§ AIM:
Copy out the records word for word, starting from the very first line and stopping after the line that contains "suggestions-title: ChatGPT からの提案".

§ EXTRACTED INFORMATION:
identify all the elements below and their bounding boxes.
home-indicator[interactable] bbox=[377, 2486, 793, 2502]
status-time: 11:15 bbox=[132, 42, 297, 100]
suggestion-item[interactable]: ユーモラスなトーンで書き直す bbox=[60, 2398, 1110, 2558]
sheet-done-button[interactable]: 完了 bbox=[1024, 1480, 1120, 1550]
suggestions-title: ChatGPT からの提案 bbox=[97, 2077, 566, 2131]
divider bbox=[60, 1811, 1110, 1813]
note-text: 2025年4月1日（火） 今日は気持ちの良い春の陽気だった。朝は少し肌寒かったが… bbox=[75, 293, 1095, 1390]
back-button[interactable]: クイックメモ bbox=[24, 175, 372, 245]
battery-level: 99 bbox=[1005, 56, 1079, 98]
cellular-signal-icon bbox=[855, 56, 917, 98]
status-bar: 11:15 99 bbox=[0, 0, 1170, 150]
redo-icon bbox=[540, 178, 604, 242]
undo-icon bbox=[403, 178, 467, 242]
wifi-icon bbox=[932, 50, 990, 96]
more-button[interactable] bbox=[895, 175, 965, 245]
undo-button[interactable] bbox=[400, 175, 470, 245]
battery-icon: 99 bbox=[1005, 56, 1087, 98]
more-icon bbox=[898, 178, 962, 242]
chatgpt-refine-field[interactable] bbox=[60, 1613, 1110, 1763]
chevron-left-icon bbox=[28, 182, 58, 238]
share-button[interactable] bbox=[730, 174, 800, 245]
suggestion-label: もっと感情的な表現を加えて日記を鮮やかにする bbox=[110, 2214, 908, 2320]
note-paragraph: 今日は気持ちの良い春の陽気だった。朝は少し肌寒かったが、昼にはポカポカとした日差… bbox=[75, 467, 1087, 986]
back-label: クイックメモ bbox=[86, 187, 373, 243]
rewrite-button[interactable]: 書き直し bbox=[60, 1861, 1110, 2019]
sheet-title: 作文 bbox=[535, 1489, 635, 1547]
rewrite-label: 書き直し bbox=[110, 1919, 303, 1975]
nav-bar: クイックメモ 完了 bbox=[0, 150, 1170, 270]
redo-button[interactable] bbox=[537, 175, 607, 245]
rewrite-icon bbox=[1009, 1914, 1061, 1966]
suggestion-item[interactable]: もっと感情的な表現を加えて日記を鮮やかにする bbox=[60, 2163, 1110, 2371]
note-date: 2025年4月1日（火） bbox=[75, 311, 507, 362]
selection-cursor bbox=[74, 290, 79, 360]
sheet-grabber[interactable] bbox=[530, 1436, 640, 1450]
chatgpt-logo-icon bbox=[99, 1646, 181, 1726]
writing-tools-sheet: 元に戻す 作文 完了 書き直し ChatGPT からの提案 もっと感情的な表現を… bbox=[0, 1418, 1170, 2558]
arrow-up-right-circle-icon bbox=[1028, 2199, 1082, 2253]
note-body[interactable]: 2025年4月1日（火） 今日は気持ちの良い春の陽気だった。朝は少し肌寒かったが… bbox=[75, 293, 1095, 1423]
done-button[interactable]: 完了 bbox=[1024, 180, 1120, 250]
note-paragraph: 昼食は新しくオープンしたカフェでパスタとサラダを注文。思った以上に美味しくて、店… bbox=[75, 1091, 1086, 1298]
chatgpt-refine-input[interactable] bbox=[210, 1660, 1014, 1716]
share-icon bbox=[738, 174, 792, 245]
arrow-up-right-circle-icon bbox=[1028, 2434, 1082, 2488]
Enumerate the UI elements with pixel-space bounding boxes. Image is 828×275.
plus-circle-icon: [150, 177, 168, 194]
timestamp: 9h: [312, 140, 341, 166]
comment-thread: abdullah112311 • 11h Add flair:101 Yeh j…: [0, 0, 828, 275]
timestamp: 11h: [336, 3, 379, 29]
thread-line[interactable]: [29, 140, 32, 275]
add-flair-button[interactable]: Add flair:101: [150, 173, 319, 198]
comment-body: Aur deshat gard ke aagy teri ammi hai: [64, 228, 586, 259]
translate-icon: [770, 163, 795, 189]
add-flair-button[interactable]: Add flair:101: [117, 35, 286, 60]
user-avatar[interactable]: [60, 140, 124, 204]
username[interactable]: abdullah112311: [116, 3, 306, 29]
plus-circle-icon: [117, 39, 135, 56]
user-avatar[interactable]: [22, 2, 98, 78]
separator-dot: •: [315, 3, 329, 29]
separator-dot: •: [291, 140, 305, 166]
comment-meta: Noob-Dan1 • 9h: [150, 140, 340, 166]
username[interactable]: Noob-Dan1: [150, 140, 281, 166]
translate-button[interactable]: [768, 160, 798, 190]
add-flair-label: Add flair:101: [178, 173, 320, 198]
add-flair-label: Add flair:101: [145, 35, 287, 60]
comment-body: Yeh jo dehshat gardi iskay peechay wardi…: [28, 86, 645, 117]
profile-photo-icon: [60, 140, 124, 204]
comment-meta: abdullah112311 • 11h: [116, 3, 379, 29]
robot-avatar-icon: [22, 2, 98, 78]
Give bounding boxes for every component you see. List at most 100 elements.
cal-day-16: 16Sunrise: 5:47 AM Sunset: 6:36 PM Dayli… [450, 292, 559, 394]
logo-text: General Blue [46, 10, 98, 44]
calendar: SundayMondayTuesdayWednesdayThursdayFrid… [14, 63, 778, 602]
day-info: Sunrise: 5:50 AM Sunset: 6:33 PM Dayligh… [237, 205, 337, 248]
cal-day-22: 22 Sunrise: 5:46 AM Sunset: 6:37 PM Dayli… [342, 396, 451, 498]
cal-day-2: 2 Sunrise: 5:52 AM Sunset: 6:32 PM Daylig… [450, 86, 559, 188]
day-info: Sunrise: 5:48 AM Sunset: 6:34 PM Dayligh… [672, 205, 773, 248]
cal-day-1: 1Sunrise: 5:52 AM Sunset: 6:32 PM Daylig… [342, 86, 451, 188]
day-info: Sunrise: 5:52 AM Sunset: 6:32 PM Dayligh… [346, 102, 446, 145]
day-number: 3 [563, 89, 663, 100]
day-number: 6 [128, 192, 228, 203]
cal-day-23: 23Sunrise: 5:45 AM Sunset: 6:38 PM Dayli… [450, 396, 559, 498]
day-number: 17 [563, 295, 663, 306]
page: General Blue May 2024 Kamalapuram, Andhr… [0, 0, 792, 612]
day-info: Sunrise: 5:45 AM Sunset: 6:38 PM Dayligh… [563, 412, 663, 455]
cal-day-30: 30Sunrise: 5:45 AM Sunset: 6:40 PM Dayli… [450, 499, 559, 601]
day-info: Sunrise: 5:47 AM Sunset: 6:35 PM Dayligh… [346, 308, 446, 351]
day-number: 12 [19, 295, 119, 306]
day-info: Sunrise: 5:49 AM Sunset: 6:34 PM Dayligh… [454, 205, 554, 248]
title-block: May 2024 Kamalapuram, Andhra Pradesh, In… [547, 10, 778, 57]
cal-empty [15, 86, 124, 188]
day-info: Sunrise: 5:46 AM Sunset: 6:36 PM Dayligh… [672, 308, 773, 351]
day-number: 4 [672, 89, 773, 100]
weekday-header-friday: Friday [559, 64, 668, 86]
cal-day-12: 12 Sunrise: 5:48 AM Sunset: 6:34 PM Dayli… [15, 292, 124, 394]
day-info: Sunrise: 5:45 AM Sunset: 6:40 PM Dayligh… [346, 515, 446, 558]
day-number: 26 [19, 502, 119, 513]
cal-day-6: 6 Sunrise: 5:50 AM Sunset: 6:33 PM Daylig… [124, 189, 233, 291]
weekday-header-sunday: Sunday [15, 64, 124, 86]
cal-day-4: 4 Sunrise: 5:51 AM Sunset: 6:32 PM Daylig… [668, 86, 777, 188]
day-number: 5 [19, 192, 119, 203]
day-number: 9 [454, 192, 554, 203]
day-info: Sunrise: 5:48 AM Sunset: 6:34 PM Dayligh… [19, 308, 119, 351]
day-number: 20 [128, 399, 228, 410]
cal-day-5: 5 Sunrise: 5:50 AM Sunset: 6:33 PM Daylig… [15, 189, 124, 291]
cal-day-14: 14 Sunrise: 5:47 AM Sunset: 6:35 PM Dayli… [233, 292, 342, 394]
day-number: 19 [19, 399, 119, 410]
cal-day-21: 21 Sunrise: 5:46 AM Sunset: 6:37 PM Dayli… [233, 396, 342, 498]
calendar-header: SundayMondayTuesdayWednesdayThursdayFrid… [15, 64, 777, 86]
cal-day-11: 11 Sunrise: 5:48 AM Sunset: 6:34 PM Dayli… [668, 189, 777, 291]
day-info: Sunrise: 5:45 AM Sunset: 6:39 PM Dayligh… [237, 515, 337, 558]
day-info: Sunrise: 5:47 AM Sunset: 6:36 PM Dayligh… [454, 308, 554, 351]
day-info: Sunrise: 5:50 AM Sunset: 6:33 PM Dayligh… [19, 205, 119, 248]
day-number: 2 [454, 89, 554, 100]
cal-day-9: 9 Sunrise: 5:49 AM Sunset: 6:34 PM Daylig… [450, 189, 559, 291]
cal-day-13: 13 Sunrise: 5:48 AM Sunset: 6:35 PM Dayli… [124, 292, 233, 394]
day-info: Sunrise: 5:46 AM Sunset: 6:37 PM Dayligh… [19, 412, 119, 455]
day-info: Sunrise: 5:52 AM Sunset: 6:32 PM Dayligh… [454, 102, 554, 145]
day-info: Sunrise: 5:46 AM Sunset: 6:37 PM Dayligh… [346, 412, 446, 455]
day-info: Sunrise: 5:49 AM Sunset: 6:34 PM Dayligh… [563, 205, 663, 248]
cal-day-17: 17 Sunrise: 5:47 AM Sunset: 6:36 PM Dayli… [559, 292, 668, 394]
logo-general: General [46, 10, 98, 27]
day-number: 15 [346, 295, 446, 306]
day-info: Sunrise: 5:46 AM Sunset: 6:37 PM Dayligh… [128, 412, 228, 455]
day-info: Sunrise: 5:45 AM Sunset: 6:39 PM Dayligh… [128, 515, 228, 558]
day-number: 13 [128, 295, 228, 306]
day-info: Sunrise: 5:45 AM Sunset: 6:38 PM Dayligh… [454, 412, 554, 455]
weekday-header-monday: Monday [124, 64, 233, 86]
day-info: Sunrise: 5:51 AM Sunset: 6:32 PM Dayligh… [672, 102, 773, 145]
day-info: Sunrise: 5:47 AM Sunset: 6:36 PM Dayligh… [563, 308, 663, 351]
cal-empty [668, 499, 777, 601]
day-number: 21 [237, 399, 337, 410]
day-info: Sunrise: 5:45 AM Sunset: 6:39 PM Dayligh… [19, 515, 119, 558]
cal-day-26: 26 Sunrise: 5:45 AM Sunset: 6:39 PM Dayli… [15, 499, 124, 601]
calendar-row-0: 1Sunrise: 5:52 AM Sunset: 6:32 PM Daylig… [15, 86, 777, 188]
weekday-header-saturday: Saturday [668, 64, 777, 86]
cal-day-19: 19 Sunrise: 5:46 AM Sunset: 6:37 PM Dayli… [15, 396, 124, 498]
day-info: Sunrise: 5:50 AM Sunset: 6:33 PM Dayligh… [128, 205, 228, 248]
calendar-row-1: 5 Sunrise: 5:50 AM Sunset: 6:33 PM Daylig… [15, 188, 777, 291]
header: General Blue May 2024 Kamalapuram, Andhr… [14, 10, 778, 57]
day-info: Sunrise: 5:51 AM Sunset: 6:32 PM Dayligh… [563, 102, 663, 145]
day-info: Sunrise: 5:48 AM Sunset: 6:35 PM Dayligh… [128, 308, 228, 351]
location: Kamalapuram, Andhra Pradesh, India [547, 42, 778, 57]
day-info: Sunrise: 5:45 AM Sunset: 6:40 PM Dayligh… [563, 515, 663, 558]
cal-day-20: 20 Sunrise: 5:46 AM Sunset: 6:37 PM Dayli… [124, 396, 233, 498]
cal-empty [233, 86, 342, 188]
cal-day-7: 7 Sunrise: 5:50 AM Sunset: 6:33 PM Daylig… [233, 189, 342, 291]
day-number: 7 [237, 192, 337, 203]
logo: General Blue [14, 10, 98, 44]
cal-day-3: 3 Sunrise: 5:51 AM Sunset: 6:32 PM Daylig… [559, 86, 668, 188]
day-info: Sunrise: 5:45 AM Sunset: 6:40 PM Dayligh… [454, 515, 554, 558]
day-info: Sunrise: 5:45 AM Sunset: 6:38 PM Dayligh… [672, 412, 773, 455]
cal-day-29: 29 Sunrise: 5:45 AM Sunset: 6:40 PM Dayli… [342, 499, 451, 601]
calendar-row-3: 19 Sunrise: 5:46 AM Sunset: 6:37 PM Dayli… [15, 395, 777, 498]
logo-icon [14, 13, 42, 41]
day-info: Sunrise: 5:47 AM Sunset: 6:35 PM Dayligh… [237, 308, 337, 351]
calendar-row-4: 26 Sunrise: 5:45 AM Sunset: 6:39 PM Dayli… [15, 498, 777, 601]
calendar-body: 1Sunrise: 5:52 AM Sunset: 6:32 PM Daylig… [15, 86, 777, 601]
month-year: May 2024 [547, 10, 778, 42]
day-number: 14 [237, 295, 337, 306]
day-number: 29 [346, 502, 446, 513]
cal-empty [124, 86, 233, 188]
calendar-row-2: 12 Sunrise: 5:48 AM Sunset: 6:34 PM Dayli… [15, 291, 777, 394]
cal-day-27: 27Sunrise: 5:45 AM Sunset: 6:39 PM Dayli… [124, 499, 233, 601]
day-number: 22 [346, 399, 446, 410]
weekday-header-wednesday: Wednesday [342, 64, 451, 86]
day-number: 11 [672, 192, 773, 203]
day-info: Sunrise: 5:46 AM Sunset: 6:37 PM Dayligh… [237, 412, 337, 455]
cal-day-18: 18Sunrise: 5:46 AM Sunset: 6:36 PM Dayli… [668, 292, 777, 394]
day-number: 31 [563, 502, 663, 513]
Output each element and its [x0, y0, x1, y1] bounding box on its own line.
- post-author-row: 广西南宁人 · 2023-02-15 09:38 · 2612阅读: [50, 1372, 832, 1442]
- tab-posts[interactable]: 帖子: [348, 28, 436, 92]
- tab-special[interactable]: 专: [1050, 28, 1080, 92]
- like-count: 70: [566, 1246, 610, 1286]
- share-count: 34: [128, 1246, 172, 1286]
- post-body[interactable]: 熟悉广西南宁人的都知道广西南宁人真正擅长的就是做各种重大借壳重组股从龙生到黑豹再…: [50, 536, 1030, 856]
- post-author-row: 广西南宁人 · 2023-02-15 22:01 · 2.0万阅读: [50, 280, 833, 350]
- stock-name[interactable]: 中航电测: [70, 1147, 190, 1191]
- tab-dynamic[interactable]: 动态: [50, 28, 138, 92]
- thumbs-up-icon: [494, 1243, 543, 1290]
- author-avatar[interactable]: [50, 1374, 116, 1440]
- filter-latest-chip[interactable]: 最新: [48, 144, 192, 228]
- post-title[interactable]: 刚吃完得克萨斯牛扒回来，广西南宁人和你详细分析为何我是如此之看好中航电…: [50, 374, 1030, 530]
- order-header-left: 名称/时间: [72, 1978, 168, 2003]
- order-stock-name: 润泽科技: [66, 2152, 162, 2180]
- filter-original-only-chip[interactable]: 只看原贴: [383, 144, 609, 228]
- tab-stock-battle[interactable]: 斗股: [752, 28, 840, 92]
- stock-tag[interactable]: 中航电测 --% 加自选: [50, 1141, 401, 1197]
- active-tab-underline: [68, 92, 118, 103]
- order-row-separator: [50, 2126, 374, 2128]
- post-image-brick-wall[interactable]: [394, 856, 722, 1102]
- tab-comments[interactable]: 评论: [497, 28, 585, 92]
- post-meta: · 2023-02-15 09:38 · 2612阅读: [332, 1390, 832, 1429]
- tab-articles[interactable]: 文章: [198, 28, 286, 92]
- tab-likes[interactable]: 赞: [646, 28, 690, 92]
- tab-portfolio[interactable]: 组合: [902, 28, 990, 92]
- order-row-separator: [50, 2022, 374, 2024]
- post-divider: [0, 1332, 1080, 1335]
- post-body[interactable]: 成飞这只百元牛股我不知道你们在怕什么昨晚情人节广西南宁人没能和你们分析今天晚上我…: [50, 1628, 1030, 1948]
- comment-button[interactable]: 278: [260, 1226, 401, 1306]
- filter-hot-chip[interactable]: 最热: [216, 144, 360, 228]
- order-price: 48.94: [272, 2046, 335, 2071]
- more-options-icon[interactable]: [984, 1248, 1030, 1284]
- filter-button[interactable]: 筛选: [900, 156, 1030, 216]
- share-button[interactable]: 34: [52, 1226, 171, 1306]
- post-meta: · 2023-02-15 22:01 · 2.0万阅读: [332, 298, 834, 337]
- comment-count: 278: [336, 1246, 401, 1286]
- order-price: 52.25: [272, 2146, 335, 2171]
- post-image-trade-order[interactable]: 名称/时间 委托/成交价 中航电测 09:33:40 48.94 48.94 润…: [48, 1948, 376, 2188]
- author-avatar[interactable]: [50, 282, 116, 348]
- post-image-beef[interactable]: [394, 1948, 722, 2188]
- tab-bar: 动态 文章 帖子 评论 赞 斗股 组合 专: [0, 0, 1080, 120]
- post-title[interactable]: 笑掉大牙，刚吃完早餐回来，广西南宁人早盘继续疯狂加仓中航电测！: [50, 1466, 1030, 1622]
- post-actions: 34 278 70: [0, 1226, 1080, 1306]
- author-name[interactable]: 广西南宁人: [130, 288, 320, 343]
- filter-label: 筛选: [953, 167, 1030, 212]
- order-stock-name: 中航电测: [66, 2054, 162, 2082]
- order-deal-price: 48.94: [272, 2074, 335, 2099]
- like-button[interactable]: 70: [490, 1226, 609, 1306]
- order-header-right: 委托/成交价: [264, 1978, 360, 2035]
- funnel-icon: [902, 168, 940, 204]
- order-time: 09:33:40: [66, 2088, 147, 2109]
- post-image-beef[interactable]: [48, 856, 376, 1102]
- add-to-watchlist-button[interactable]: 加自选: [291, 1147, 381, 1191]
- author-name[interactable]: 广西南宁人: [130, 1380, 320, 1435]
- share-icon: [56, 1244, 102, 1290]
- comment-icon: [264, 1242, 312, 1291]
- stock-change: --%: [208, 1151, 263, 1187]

§ FULL OUTPUT:
identify all the elements below and their bounding boxes.
home-indicator[interactable] bbox=[377, 2486, 793, 2502]
status-time: 11:15 bbox=[132, 42, 297, 100]
suggestion-item[interactable]: ユーモラスなトーンで書き直す bbox=[60, 2398, 1110, 2558]
sheet-done-button[interactable]: 完了 bbox=[1024, 1480, 1120, 1550]
suggestions-title: ChatGPT からの提案 bbox=[97, 2077, 566, 2131]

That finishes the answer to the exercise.